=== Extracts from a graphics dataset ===
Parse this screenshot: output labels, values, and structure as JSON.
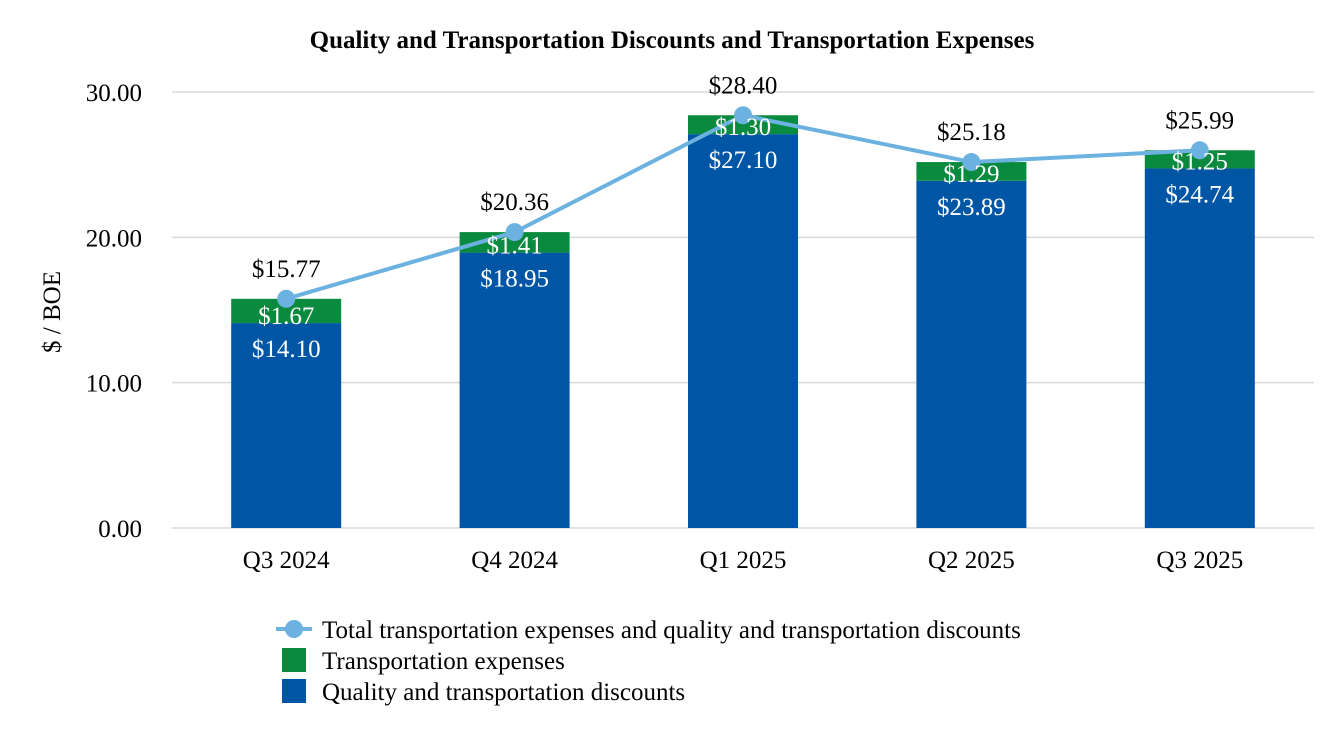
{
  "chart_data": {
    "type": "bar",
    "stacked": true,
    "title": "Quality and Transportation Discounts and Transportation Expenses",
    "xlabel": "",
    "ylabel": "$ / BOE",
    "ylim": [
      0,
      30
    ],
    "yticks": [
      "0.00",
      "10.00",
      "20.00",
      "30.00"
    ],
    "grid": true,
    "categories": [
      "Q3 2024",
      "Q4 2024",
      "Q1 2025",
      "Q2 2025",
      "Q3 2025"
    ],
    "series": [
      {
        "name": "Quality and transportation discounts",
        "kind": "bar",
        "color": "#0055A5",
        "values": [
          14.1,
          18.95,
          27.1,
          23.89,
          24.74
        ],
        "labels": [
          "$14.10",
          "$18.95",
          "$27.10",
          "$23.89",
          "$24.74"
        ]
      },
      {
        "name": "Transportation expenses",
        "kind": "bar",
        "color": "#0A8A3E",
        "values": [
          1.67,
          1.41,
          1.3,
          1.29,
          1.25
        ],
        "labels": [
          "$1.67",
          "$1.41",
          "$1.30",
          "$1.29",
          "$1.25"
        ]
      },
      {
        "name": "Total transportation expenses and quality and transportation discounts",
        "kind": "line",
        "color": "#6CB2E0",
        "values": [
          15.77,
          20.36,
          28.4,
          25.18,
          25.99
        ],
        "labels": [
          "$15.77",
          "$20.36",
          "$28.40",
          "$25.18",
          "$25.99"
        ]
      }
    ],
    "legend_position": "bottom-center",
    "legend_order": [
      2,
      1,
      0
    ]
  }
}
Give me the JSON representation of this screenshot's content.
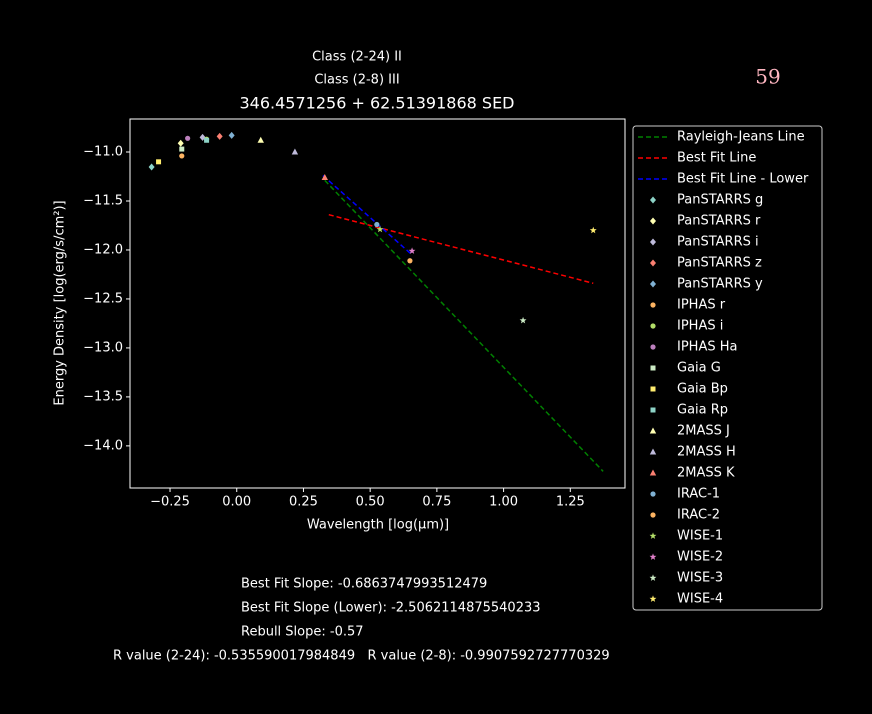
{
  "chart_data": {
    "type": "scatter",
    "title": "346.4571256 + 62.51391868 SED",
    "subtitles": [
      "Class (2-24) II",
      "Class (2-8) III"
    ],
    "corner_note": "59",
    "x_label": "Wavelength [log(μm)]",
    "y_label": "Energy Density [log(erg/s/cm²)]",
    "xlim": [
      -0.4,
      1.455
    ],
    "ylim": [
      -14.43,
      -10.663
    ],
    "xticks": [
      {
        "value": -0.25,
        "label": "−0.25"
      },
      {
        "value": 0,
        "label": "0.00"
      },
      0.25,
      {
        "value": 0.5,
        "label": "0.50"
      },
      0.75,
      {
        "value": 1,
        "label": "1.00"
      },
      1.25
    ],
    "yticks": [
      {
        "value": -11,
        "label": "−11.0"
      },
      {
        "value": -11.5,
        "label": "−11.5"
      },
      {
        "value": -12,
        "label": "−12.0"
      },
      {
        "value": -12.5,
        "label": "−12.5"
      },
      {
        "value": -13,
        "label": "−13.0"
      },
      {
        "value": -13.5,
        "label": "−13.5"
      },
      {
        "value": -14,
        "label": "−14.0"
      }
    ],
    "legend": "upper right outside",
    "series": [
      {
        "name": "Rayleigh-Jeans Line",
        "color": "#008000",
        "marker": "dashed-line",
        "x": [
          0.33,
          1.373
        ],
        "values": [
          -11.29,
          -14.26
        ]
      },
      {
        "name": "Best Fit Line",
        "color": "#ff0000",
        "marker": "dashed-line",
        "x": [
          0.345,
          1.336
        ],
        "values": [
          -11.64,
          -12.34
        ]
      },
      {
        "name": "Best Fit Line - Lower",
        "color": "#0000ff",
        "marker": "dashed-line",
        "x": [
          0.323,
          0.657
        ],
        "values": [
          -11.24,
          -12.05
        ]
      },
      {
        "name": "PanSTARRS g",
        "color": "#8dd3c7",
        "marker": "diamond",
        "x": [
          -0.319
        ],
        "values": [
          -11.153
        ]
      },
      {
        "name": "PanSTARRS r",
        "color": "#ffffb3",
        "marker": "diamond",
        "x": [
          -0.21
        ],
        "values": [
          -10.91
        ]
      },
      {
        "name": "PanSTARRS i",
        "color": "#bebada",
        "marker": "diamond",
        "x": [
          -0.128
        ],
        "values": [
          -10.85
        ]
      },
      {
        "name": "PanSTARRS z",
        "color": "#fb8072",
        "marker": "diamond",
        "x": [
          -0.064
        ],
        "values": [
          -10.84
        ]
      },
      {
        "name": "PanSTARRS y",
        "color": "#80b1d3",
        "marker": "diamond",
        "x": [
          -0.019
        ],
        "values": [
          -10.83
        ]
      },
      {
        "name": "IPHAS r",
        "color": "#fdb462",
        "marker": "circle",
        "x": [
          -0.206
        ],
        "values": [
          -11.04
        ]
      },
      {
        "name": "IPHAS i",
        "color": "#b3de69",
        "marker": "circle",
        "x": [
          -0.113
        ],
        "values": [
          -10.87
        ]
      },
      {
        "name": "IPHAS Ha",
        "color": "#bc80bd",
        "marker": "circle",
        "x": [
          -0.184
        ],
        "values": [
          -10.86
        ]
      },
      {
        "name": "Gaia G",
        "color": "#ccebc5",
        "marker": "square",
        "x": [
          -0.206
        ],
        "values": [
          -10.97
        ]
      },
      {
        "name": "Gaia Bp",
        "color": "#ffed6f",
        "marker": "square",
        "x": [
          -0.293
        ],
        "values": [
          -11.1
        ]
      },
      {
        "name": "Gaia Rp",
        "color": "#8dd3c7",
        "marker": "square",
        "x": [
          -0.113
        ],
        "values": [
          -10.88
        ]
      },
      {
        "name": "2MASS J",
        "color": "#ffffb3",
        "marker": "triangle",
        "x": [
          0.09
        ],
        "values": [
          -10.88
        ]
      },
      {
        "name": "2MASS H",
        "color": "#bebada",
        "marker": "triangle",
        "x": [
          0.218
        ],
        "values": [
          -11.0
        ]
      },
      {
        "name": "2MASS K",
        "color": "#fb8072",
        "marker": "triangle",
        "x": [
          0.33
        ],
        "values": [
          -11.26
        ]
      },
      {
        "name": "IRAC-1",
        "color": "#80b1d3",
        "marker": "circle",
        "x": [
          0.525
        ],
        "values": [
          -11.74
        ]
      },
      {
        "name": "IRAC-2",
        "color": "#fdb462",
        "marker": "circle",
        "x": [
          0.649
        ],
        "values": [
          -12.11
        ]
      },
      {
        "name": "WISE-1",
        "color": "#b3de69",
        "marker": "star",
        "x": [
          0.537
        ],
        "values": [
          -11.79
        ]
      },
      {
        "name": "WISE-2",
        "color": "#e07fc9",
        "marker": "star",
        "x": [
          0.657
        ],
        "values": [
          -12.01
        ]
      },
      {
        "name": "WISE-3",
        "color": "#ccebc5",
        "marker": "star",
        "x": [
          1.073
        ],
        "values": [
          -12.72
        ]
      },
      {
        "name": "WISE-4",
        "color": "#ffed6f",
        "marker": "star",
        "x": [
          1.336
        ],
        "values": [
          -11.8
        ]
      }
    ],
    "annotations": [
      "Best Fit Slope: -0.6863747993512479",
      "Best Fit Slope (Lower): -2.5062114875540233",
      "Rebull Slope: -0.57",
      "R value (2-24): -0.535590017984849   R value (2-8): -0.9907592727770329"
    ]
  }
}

=== Exercise prompt ===
Tally the lines above that contain the word "PanSTARRS", and reply with only the number.

=== Solution for this task ===
5